BRIEF
Pictures do not belong in the copy; quote every entry below exactly.
===== EXERCISE INPUT
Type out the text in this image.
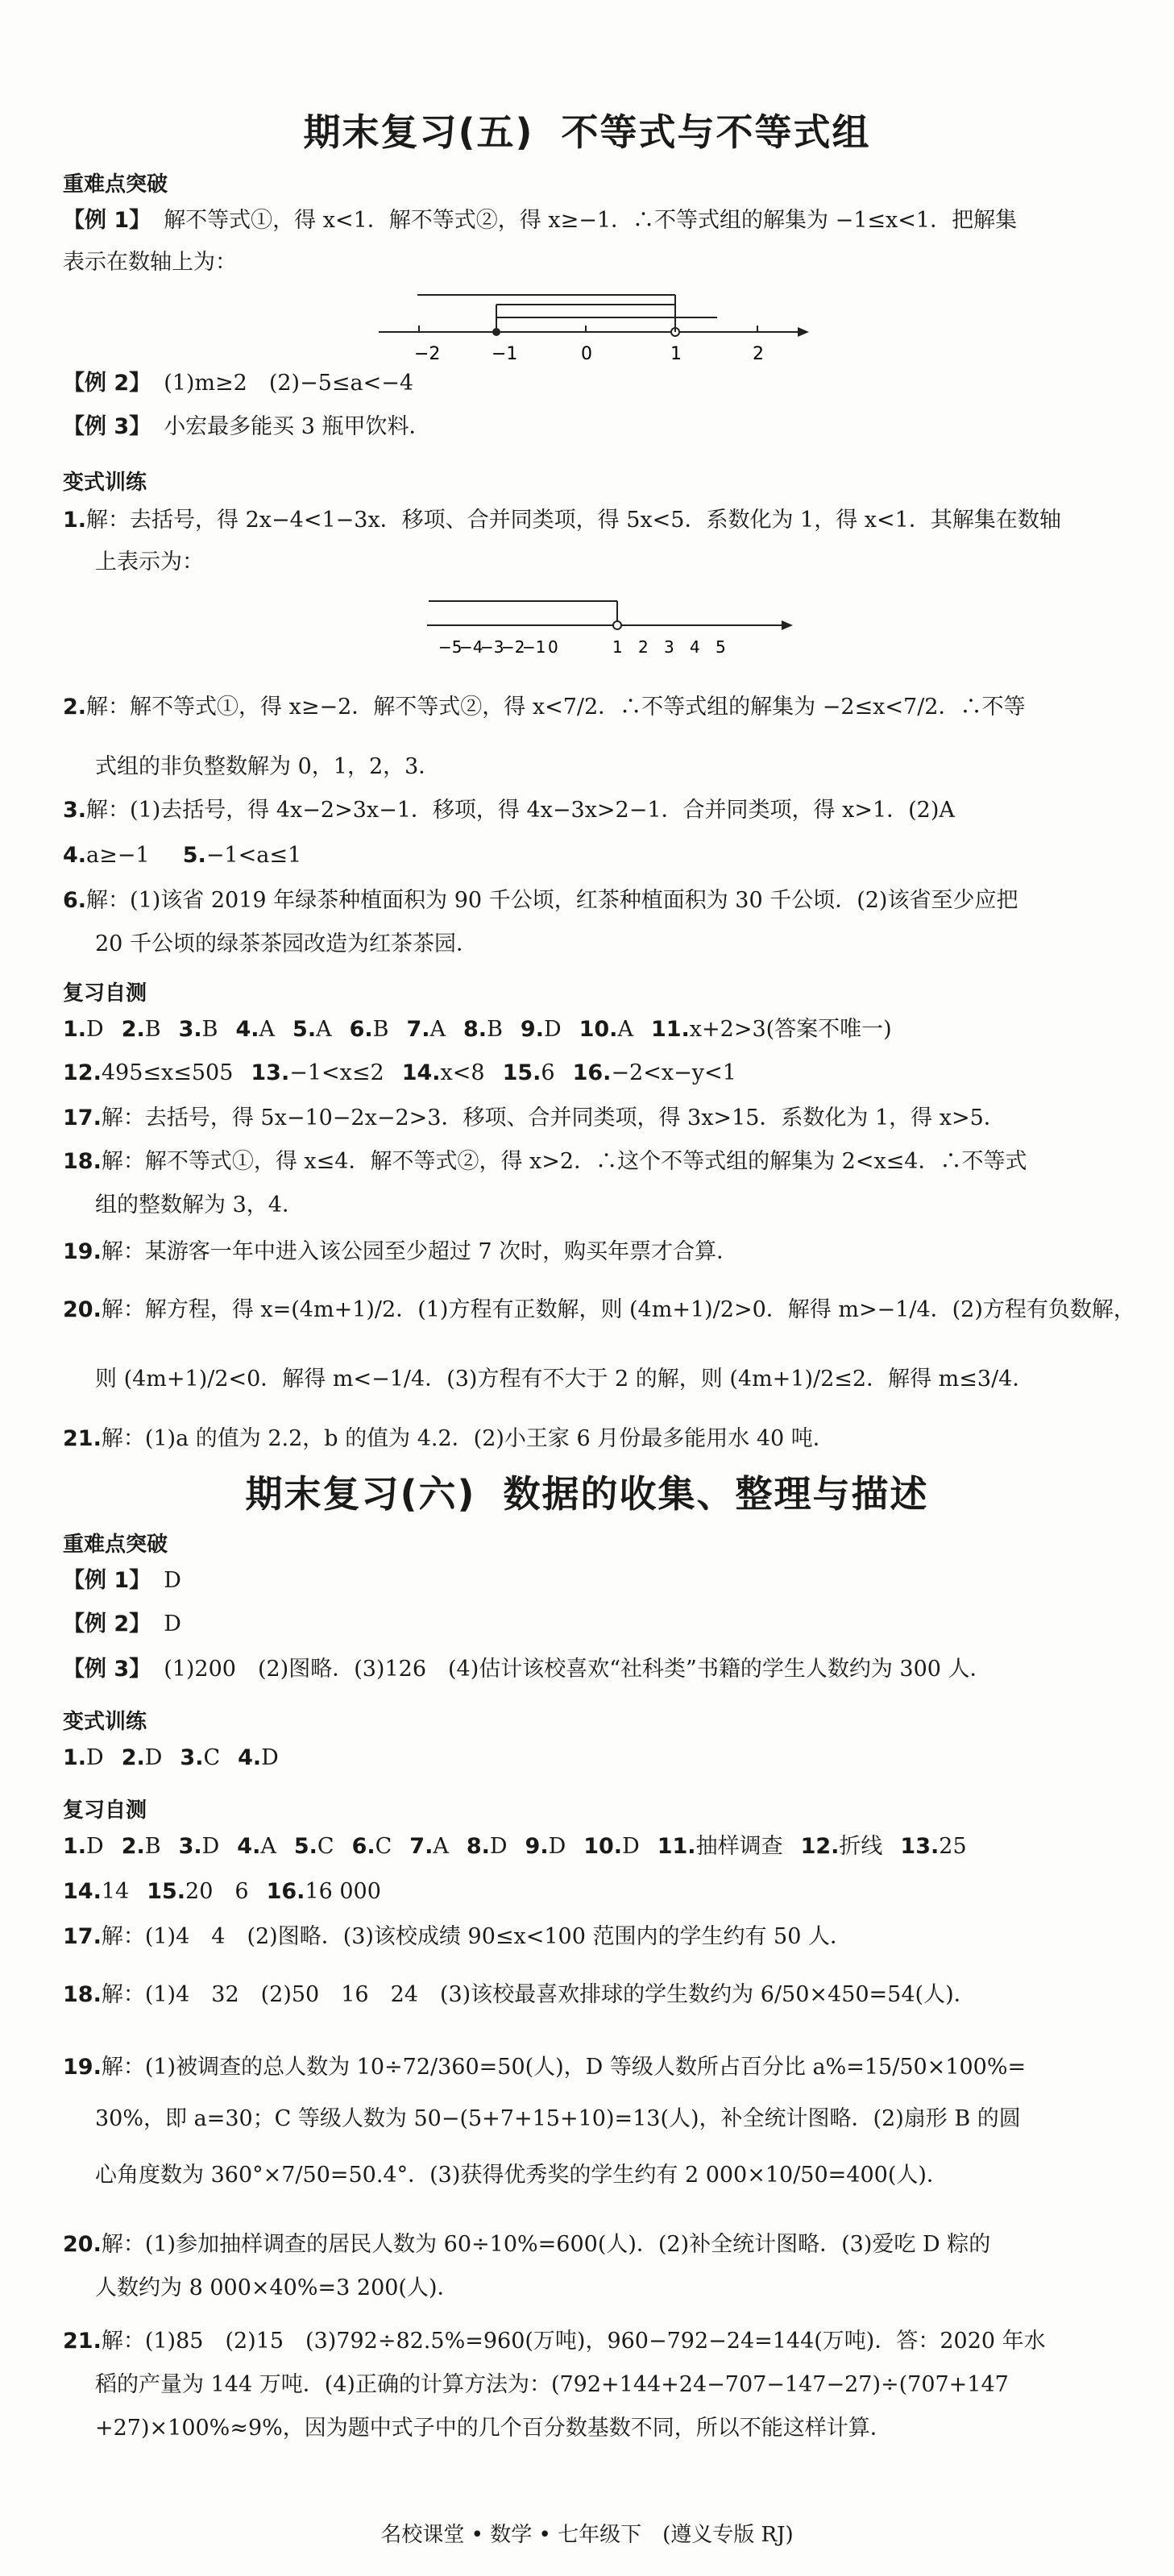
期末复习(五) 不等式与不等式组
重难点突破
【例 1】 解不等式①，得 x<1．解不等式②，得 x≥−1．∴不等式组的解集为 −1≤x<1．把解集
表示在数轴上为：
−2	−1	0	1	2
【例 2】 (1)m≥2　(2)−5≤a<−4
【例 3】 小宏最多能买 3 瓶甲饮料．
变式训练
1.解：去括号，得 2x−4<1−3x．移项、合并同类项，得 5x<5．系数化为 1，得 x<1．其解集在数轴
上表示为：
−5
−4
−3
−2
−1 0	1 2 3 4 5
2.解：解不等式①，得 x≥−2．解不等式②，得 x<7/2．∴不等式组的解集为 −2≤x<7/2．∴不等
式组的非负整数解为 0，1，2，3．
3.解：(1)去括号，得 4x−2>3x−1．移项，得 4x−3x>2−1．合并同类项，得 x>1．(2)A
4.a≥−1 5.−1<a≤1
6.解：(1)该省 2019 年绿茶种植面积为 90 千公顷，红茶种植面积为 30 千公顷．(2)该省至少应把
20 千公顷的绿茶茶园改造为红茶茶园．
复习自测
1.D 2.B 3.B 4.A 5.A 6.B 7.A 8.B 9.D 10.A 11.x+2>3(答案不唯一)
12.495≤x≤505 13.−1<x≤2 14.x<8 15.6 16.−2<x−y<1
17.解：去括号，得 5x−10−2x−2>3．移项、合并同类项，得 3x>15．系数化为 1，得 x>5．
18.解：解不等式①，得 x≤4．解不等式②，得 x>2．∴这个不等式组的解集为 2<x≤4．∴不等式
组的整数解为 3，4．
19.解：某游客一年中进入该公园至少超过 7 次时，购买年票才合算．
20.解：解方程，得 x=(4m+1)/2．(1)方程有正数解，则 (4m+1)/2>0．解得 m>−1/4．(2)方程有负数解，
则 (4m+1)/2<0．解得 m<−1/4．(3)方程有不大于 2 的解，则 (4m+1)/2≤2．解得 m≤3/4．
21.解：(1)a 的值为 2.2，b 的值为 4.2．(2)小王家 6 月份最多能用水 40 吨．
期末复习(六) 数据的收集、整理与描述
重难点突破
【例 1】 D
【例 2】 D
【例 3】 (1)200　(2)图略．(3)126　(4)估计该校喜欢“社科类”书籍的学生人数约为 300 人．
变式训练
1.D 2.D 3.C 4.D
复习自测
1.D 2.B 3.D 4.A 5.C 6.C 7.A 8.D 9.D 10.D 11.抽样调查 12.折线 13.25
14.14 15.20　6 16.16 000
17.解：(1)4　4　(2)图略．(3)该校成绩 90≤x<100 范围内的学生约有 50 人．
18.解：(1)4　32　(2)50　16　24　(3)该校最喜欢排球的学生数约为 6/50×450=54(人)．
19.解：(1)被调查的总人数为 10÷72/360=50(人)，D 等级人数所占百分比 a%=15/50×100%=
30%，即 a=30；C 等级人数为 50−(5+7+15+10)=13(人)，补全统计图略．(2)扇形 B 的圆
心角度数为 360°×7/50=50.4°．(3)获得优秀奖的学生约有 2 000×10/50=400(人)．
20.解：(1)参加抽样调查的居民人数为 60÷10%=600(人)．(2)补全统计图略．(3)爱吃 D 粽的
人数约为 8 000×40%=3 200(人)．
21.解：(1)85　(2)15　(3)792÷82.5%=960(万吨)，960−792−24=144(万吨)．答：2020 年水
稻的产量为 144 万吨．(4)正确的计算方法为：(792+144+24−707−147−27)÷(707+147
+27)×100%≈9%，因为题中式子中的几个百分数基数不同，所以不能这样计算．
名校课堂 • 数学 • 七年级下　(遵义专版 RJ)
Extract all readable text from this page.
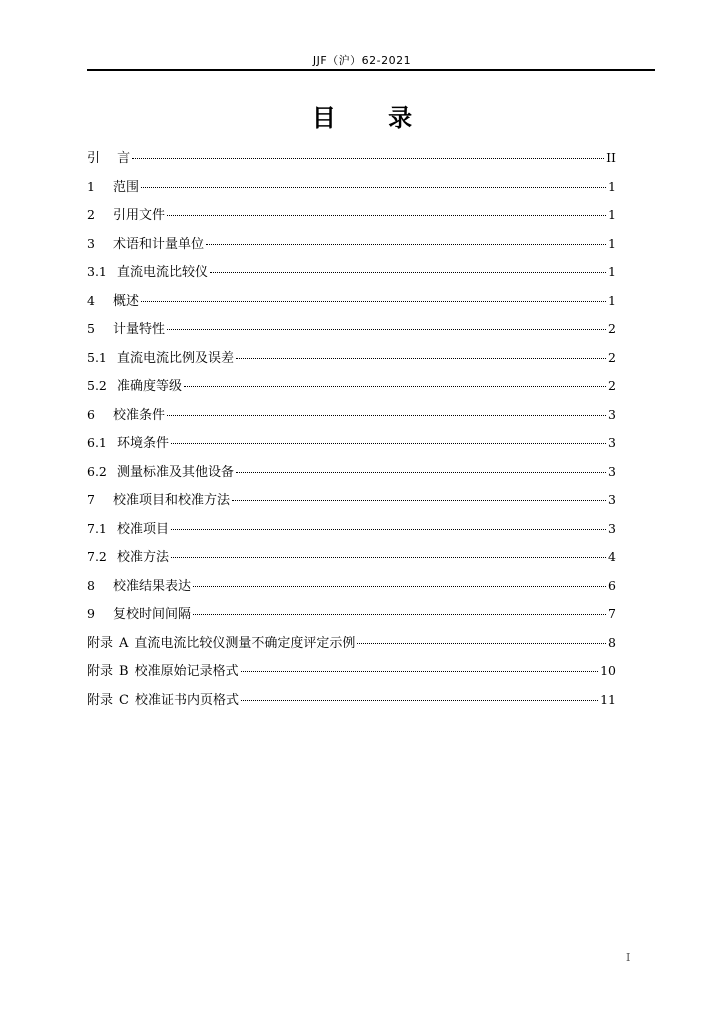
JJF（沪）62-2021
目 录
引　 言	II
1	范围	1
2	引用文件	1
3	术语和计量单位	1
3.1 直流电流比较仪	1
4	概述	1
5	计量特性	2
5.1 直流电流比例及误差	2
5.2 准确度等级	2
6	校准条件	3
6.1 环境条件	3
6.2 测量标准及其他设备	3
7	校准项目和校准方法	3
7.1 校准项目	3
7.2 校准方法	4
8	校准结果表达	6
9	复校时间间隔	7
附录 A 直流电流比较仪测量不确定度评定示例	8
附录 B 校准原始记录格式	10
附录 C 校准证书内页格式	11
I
==========
RESULT OF THE TASK
Type out the text in this image.
期末复习(五) 不等式与不等式组
重难点突破
【例 1】 解不等式①，得 x<1．解不等式②，得 x≥−1．∴不等式组的解集为 −1≤x<1．把解集
表示在数轴上为：
−2	−1	0	1	2
【例 2】 (1)m≥2　(2)−5≤a<−4
【例 3】 小宏最多能买 3 瓶甲饮料．
变式训练
1.解：去括号，得 2x−4<1−3x．移项、合并同类项，得 5x<5．系数化为 1，得 x<1．其解集在数轴
上表示为：
−5
−4
−3
−2
−1 0	1 2 3 4 5
2.解：解不等式①，得 x≥−2．解不等式②，得 x<7/2．∴不等式组的解集为 −2≤x<7/2．∴不等
式组的非负整数解为 0，1，2，3．
3.解：(1)去括号，得 4x−2>3x−1．移项，得 4x−3x>2−1．合并同类项，得 x>1．(2)A
4.a≥−1 5.−1<a≤1
6.解：(1)该省 2019 年绿茶种植面积为 90 千公顷，红茶种植面积为 30 千公顷．(2)该省至少应把
20 千公顷的绿茶茶园改造为红茶茶园．
复习自测
1.D 2.B 3.B 4.A 5.A 6.B 7.A 8.B 9.D 10.A 11.x+2>3(答案不唯一)
12.495≤x≤505 13.−1<x≤2 14.x<8 15.6 16.−2<x−y<1
17.解：去括号，得 5x−10−2x−2>3．移项、合并同类项，得 3x>15．系数化为 1，得 x>5．
18.解：解不等式①，得 x≤4．解不等式②，得 x>2．∴这个不等式组的解集为 2<x≤4．∴不等式
组的整数解为 3，4．
19.解：某游客一年中进入该公园至少超过 7 次时，购买年票才合算．
20.解：解方程，得 x=(4m+1)/2．(1)方程有正数解，则 (4m+1)/2>0．解得 m>−1/4．(2)方程有负数解，
则 (4m+1)/2<0．解得 m<−1/4．(3)方程有不大于 2 的解，则 (4m+1)/2≤2．解得 m≤3/4．
21.解：(1)a 的值为 2.2，b 的值为 4.2．(2)小王家 6 月份最多能用水 40 吨．
期末复习(六) 数据的收集、整理与描述
重难点突破
【例 1】 D
【例 2】 D
【例 3】 (1)200　(2)图略．(3)126　(4)估计该校喜欢“社科类”书籍的学生人数约为 300 人．
变式训练
1.D 2.D 3.C 4.D
复习自测
1.D 2.B 3.D 4.A 5.C 6.C 7.A 8.D 9.D 10.D 11.抽样调查 12.折线 13.25
14.14 15.20　6 16.16 000
17.解：(1)4　4　(2)图略．(3)该校成绩 90≤x<100 范围内的学生约有 50 人．
18.解：(1)4　32　(2)50　16　24　(3)该校最喜欢排球的学生数约为 6/50×450=54(人)．
19.解：(1)被调查的总人数为 10÷72/360=50(人)，D 等级人数所占百分比 a%=15/50×100%=
30%，即 a=30；C 等级人数为 50−(5+7+15+10)=13(人)，补全统计图略．(2)扇形 B 的圆
心角度数为 360°×7/50=50.4°．(3)获得优秀奖的学生约有 2 000×10/50=400(人)．
20.解：(1)参加抽样调查的居民人数为 60÷10%=600(人)．(2)补全统计图略．(3)爱吃 D 粽的
人数约为 8 000×40%=3 200(人)．
21.解：(1)85　(2)15　(3)792÷82.5%=960(万吨)，960−792−24=144(万吨)．答：2020 年水
稻的产量为 144 万吨．(4)正确的计算方法为：(792+144+24−707−147−27)÷(707+147
+27)×100%≈9%，因为题中式子中的几个百分数基数不同，所以不能这样计算．
名校课堂 • 数学 • 七年级下　(遵义专版 RJ)
Extract all readable text from this page.
JJF（沪）62-2021
目 录
引　 言	II
1	范围	1
2	引用文件	1
3	术语和计量单位	1
3.1 直流电流比较仪	1
4	概述	1
5	计量特性	2
5.1 直流电流比例及误差	2
5.2 准确度等级	2
6	校准条件	3
6.1 环境条件	3
6.2 测量标准及其他设备	3
7	校准项目和校准方法	3
7.1 校准项目	3
7.2 校准方法	4
8	校准结果表达	6
9	复校时间间隔	7
附录 A 直流电流比较仪测量不确定度评定示例	8
附录 B 校准原始记录格式	10
附录 C 校准证书内页格式	11
I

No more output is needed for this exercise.